ITEMS:
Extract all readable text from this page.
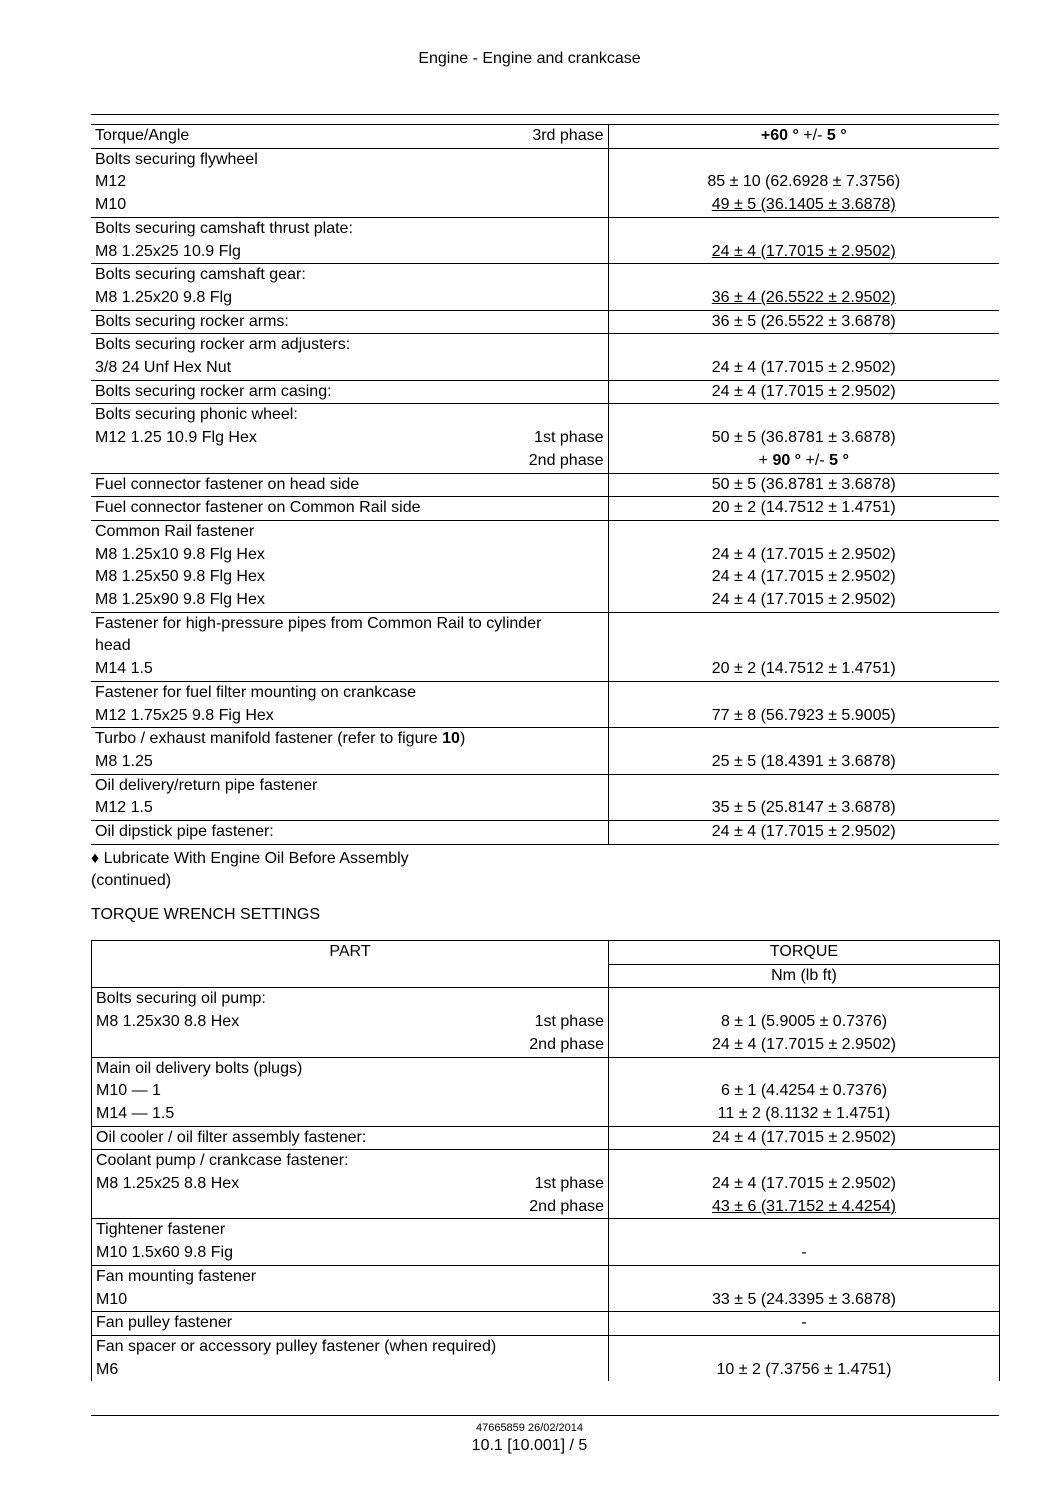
Engine - Engine and crankcase
Torque/Angle 3rd phase	+60 ° +/- 5 °
Bolts securing flywheel	
M12	85 ± 10 (62.6928 ± 7.3756)
M10	49 ± 5 (36.1405 ± 3.6878)
Bolts securing camshaft thrust plate:	
M8 1.25x25 10.9 Flg	24 ± 4 (17.7015 ± 2.9502)
Bolts securing camshaft gear:	
M8 1.25x20 9.8 Flg	36 ± 4 (26.5522 ± 2.9502)
Bolts securing rocker arms:	36 ± 5 (26.5522 ± 3.6878)
Bolts securing rocker arm adjusters:	
3/8 24 Unf Hex Nut	24 ± 4 (17.7015 ± 2.9502)
Bolts securing rocker arm casing:	24 ± 4 (17.7015 ± 2.9502)
Bolts securing phonic wheel:	
M12 1.25 10.9 Flg Hex 1st phase	50 ± 5 (36.8781 ± 3.6878)

2nd phase	+ 90 ° +/- 5 °
Fuel connector fastener on head side	50 ± 5 (36.8781 ± 3.6878)
Fuel connector fastener on Common Rail side	20 ± 2 (14.7512 ± 1.4751)
Common Rail fastener	
M8 1.25x10 9.8 Flg Hex	24 ± 4 (17.7015 ± 2.9502)
M8 1.25x50 9.8 Flg Hex	24 ± 4 (17.7015 ± 2.9502)
M8 1.25x90 9.8 Flg Hex	24 ± 4 (17.7015 ± 2.9502)
Fastener for high-pressure pipes from Common Rail to cylinder	
head	
M14 1.5	20 ± 2 (14.7512 ± 1.4751)
Fastener for fuel filter mounting on crankcase	
M12 1.75x25 9.8 Fig Hex	77 ± 8 (56.7923 ± 5.9005)
Turbo / exhaust manifold fastener (refer to figure 10)	
M8 1.25	25 ± 5 (18.4391 ± 3.6878)
Oil delivery/return pipe fastener	
M12 1.5	35 ± 5 (25.8147 ± 3.6878)
Oil dipstick pipe fastener:	24 ± 4 (17.7015 ± 2.9502)
♦ Lubricate With Engine Oil Before Assembly
(continued)
TORQUE WRENCH SETTINGS
PART	TORQUE
	Nm (lb ft)
Bolts securing oil pump:	
M8 1.25x30 8.8 Hex 1st phase	8 ± 1 (5.9005 ± 0.7376)

2nd phase	24 ± 4 (17.7015 ± 2.9502)
Main oil delivery bolts (plugs)	
M10 — 1	6 ± 1 (4.4254 ± 0.7376)
M14 — 1.5	11 ± 2 (8.1132 ± 1.4751)
Oil cooler / oil filter assembly fastener:	24 ± 4 (17.7015 ± 2.9502)
Coolant pump / crankcase fastener:	
M8 1.25x25 8.8 Hex 1st phase	24 ± 4 (17.7015 ± 2.9502)

2nd phase	43 ± 6 (31.7152 ± 4.4254)
Tightener fastener	
M10 1.5x60 9.8 Fig	-
Fan mounting fastener	
M10	33 ± 5 (24.3395 ± 3.6878)
Fan pulley fastener	-
Fan spacer or accessory pulley fastener (when required)	
M6	10 ± 2 (7.3756 ± 1.4751)
47665859 26/02/2014
10.1 [10.001] / 5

GIVEN PROBLEM:
The lines to collect are those holding the string "filter"; copy them all.

CORRECT RESPONSE:
Fastener for fuel filter mounting on crankcase	
Oil cooler / oil filter assembly fastener:	24 ± 4 (17.7015 ± 2.9502)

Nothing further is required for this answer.